Stated problem: Reproduce all of the data below without alteration; exclude every picture.

[Begin Stored records]

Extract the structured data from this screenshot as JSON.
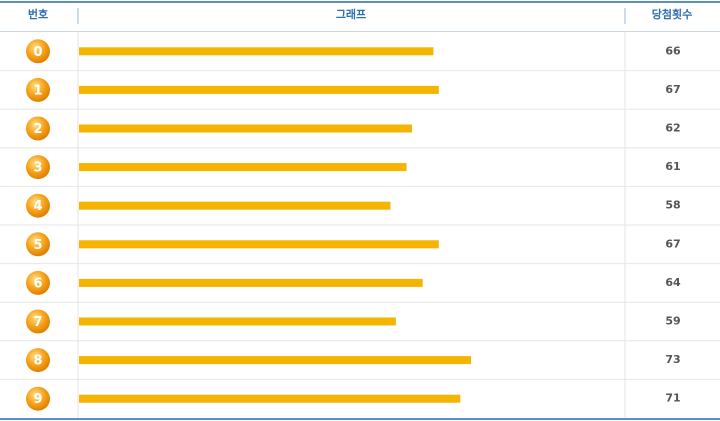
{
  "chart_data": {
    "type": "bar",
    "orientation": "horizontal",
    "columns": [
      "번호",
      "그래프",
      "당첨횟수"
    ],
    "categories": [
      "0",
      "1",
      "2",
      "3",
      "4",
      "5",
      "6",
      "7",
      "8",
      "9"
    ],
    "values": [
      66,
      67,
      62,
      61,
      58,
      67,
      64,
      59,
      73,
      71
    ],
    "color": "#f5b400"
  }
}
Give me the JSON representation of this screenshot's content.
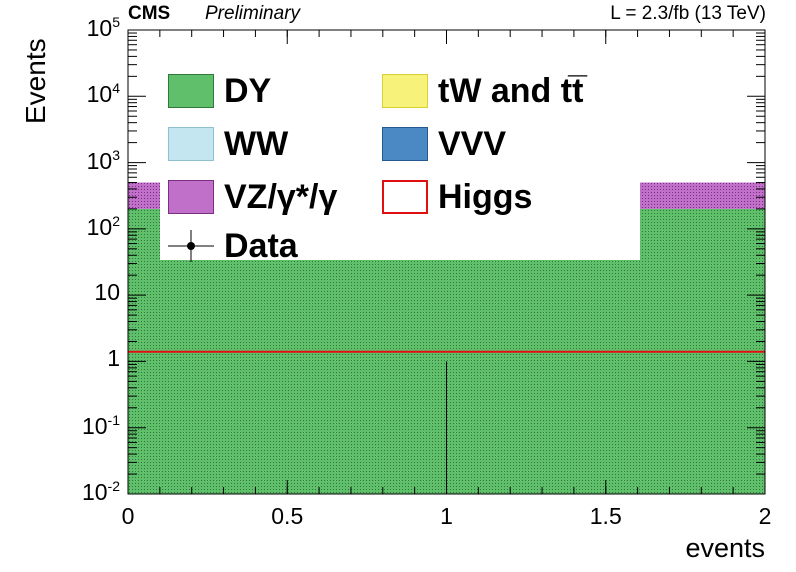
{
  "header": {
    "experiment": "CMS",
    "status": "Preliminary",
    "luminosity": "L = 2.3/fb (13 TeV)"
  },
  "chart_data": {
    "type": "bar",
    "subtype": "stacked-histogram",
    "xlabel": "events",
    "ylabel": "Events",
    "yscale": "log",
    "xlim": [
      0,
      2
    ],
    "ylim": [
      0.01,
      100000
    ],
    "x_ticks": [
      "0",
      "0.5",
      "1",
      "1.5",
      "2"
    ],
    "y_ticks": [
      {
        "base": "10",
        "exp": "-2"
      },
      {
        "base": "10",
        "exp": "-1"
      },
      {
        "base": "1",
        "exp": ""
      },
      {
        "base": "10",
        "exp": ""
      },
      {
        "base": "10",
        "exp": "2"
      },
      {
        "base": "10",
        "exp": "3"
      },
      {
        "base": "10",
        "exp": "4"
      },
      {
        "base": "10",
        "exp": "5"
      }
    ],
    "bins": [
      [
        0,
        2
      ]
    ],
    "stack": [
      {
        "name": "DY",
        "values": [
          200
        ],
        "color": "#5fbf6a",
        "hatch": true
      },
      {
        "name": "tW and tt̅",
        "values": [
          0
        ],
        "color": "#f6f27a"
      },
      {
        "name": "WW",
        "values": [
          0
        ],
        "color": "#c3e6f0"
      },
      {
        "name": "VVV",
        "values": [
          0
        ],
        "color": "#4b89c4"
      },
      {
        "name": "VZ/γ*/γ",
        "values": [
          300
        ],
        "color": "#c070c8"
      }
    ],
    "signal": {
      "name": "Higgs",
      "values": [
        1.4
      ],
      "color": "#e01010"
    },
    "data": {
      "name": "Data",
      "x": [
        1.0
      ],
      "y": [
        0.01
      ],
      "yerr_high": [
        1.0
      ]
    },
    "legend": {
      "position": "top",
      "columns": 2,
      "entries": [
        "DY",
        "tW and tt̅",
        "WW",
        "VVV",
        "VZ/γ*/γ",
        "Higgs",
        "Data"
      ]
    },
    "grid": false
  }
}
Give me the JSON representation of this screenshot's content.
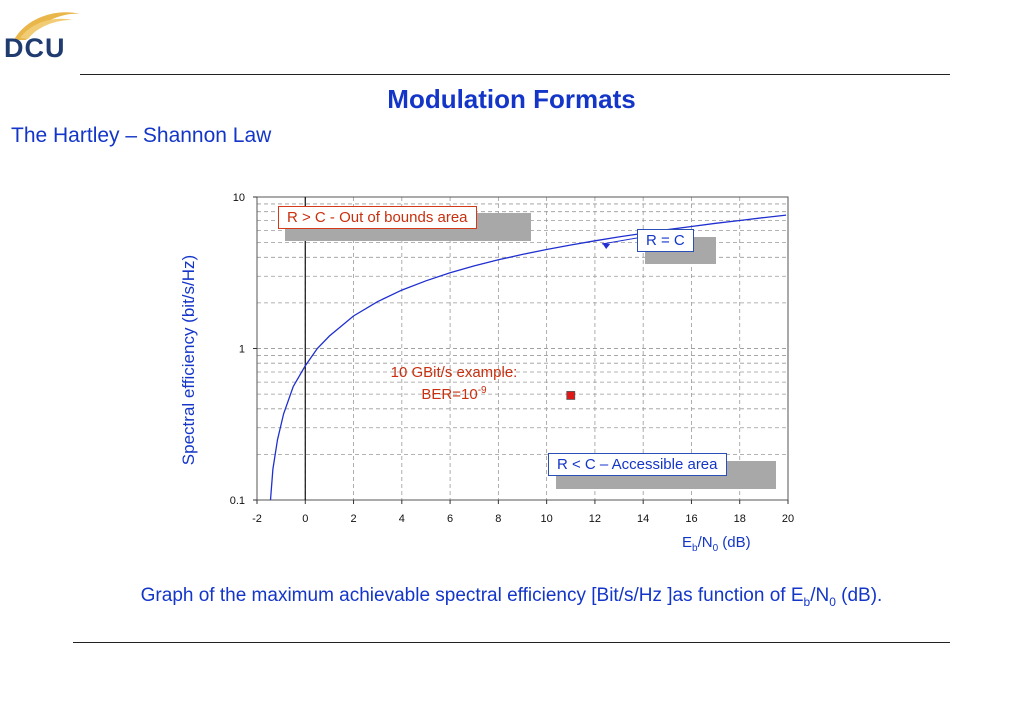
{
  "logo": {
    "text": "DCU"
  },
  "page": {
    "title": "Modulation Formats",
    "subtitle": "The Hartley – Shannon Law",
    "caption_prefix": "Graph of the maximum achievable spectral efficiency [Bit/s/Hz ]as function of E",
    "caption_sub1": "b",
    "caption_mid": "/N",
    "caption_sub2": "0",
    "caption_suffix": " (dB)."
  },
  "annotations": {
    "out_of_bounds": "R > C -  Out of bounds area",
    "r_equals_c": "R = C",
    "accessible": "R < C – Accessible area",
    "example_line1": "10 GBit/s example:",
    "example_line2": "BER=10",
    "example_exp": "-9"
  },
  "colors": {
    "curve": "#1f2fd0",
    "point": "#e01818",
    "text_blue": "#1436c8",
    "text_red": "#c8300f"
  },
  "chart_data": {
    "type": "line",
    "xlabel_main": "E",
    "xlabel_sub1": "b",
    "xlabel_mid": "/N",
    "xlabel_sub2": "0",
    "xlabel_suffix": " (dB)",
    "ylabel": "Spectral efficiency (bit/s/Hz)",
    "xlim": [
      -2,
      20
    ],
    "ylim": [
      0.1,
      10
    ],
    "yscale": "log",
    "xticks": [
      -2,
      0,
      2,
      4,
      6,
      8,
      10,
      12,
      14,
      16,
      18,
      20
    ],
    "yticks": [
      0.1,
      1,
      10
    ],
    "ytick_labels": [
      "0.1",
      "1",
      "10"
    ],
    "grid": true,
    "series": [
      {
        "x": [
          -1.44,
          -1.34,
          -1.15,
          -0.9,
          -0.5,
          0,
          0.5,
          1,
          2,
          3,
          4,
          5,
          6,
          7,
          8,
          9,
          10,
          11,
          12,
          13,
          14,
          15,
          16,
          17,
          18,
          19,
          19.92
        ],
        "y": [
          0.1,
          0.16,
          0.25,
          0.37,
          0.56,
          0.77,
          1.0,
          1.21,
          1.64,
          2.04,
          2.43,
          2.8,
          3.16,
          3.51,
          3.85,
          4.18,
          4.5,
          4.82,
          5.14,
          5.45,
          5.76,
          6.08,
          6.39,
          6.7,
          7.0,
          7.31,
          7.6
        ]
      }
    ],
    "points": [
      {
        "x": 11,
        "y": 0.49
      }
    ]
  }
}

[End Stored records]

Task answer:
Extract the structured data from this screenshot as JSON.
{
  "chart_data": {
    "type": "bar",
    "orientation": "horizontal",
    "columns": [
      "번호",
      "그래프",
      "당첨횟수"
    ],
    "categories": [
      "0",
      "1",
      "2",
      "3",
      "4",
      "5",
      "6",
      "7",
      "8",
      "9"
    ],
    "values": [
      66,
      67,
      62,
      61,
      58,
      67,
      64,
      59,
      73,
      71
    ],
    "color": "#f5b400"
  }
}
Give me the JSON representation of this screenshot's content.
{
  "header": {
    "experiment": "CMS",
    "status": "Preliminary",
    "luminosity": "L = 2.3/fb (13 TeV)"
  },
  "chart_data": {
    "type": "bar",
    "subtype": "stacked-histogram",
    "xlabel": "events",
    "ylabel": "Events",
    "yscale": "log",
    "xlim": [
      0,
      2
    ],
    "ylim": [
      0.01,
      100000
    ],
    "x_ticks": [
      "0",
      "0.5",
      "1",
      "1.5",
      "2"
    ],
    "y_ticks": [
      {
        "base": "10",
        "exp": "-2"
      },
      {
        "base": "10",
        "exp": "-1"
      },
      {
        "base": "1",
        "exp": ""
      },
      {
        "base": "10",
        "exp": ""
      },
      {
        "base": "10",
        "exp": "2"
      },
      {
        "base": "10",
        "exp": "3"
      },
      {
        "base": "10",
        "exp": "4"
      },
      {
        "base": "10",
        "exp": "5"
      }
    ],
    "bins": [
      [
        0,
        2
      ]
    ],
    "stack": [
      {
        "name": "DY",
        "values": [
          200
        ],
        "color": "#5fbf6a",
        "hatch": true
      },
      {
        "name": "tW and tt̅",
        "values": [
          0
        ],
        "color": "#f6f27a"
      },
      {
        "name": "WW",
        "values": [
          0
        ],
        "color": "#c3e6f0"
      },
      {
        "name": "VVV",
        "values": [
          0
        ],
        "color": "#4b89c4"
      },
      {
        "name": "VZ/γ*/γ",
        "values": [
          300
        ],
        "color": "#c070c8"
      }
    ],
    "signal": {
      "name": "Higgs",
      "values": [
        1.4
      ],
      "color": "#e01010"
    },
    "data": {
      "name": "Data",
      "x": [
        1.0
      ],
      "y": [
        0.01
      ],
      "yerr_high": [
        1.0
      ]
    },
    "legend": {
      "position": "top",
      "columns": 2,
      "entries": [
        "DY",
        "tW and tt̅",
        "WW",
        "VVV",
        "VZ/γ*/γ",
        "Higgs",
        "Data"
      ]
    },
    "grid": false
  }
}
Give me the JSON representation of this screenshot's content.
{
  "logo": {
    "text": "DCU"
  },
  "page": {
    "title": "Modulation Formats",
    "subtitle": "The Hartley – Shannon Law",
    "caption_prefix": "Graph of the maximum achievable spectral efficiency [Bit/s/Hz ]as function of E",
    "caption_sub1": "b",
    "caption_mid": "/N",
    "caption_sub2": "0",
    "caption_suffix": " (dB)."
  },
  "annotations": {
    "out_of_bounds": "R > C -  Out of bounds area",
    "r_equals_c": "R = C",
    "accessible": "R < C – Accessible area",
    "example_line1": "10 GBit/s example:",
    "example_line2": "BER=10",
    "example_exp": "-9"
  },
  "colors": {
    "curve": "#1f2fd0",
    "point": "#e01818",
    "text_blue": "#1436c8",
    "text_red": "#c8300f"
  },
  "chart_data": {
    "type": "line",
    "xlabel_main": "E",
    "xlabel_sub1": "b",
    "xlabel_mid": "/N",
    "xlabel_sub2": "0",
    "xlabel_suffix": " (dB)",
    "ylabel": "Spectral efficiency (bit/s/Hz)",
    "xlim": [
      -2,
      20
    ],
    "ylim": [
      0.1,
      10
    ],
    "yscale": "log",
    "xticks": [
      -2,
      0,
      2,
      4,
      6,
      8,
      10,
      12,
      14,
      16,
      18,
      20
    ],
    "yticks": [
      0.1,
      1,
      10
    ],
    "ytick_labels": [
      "0.1",
      "1",
      "10"
    ],
    "grid": true,
    "series": [
      {
        "x": [
          -1.44,
          -1.34,
          -1.15,
          -0.9,
          -0.5,
          0,
          0.5,
          1,
          2,
          3,
          4,
          5,
          6,
          7,
          8,
          9,
          10,
          11,
          12,
          13,
          14,
          15,
          16,
          17,
          18,
          19,
          19.92
        ],
        "y": [
          0.1,
          0.16,
          0.25,
          0.37,
          0.56,
          0.77,
          1.0,
          1.21,
          1.64,
          2.04,
          2.43,
          2.8,
          3.16,
          3.51,
          3.85,
          4.18,
          4.5,
          4.82,
          5.14,
          5.45,
          5.76,
          6.08,
          6.39,
          6.7,
          7.0,
          7.31,
          7.6
        ]
      }
    ],
    "points": [
      {
        "x": 11,
        "y": 0.49
      }
    ]
  }
}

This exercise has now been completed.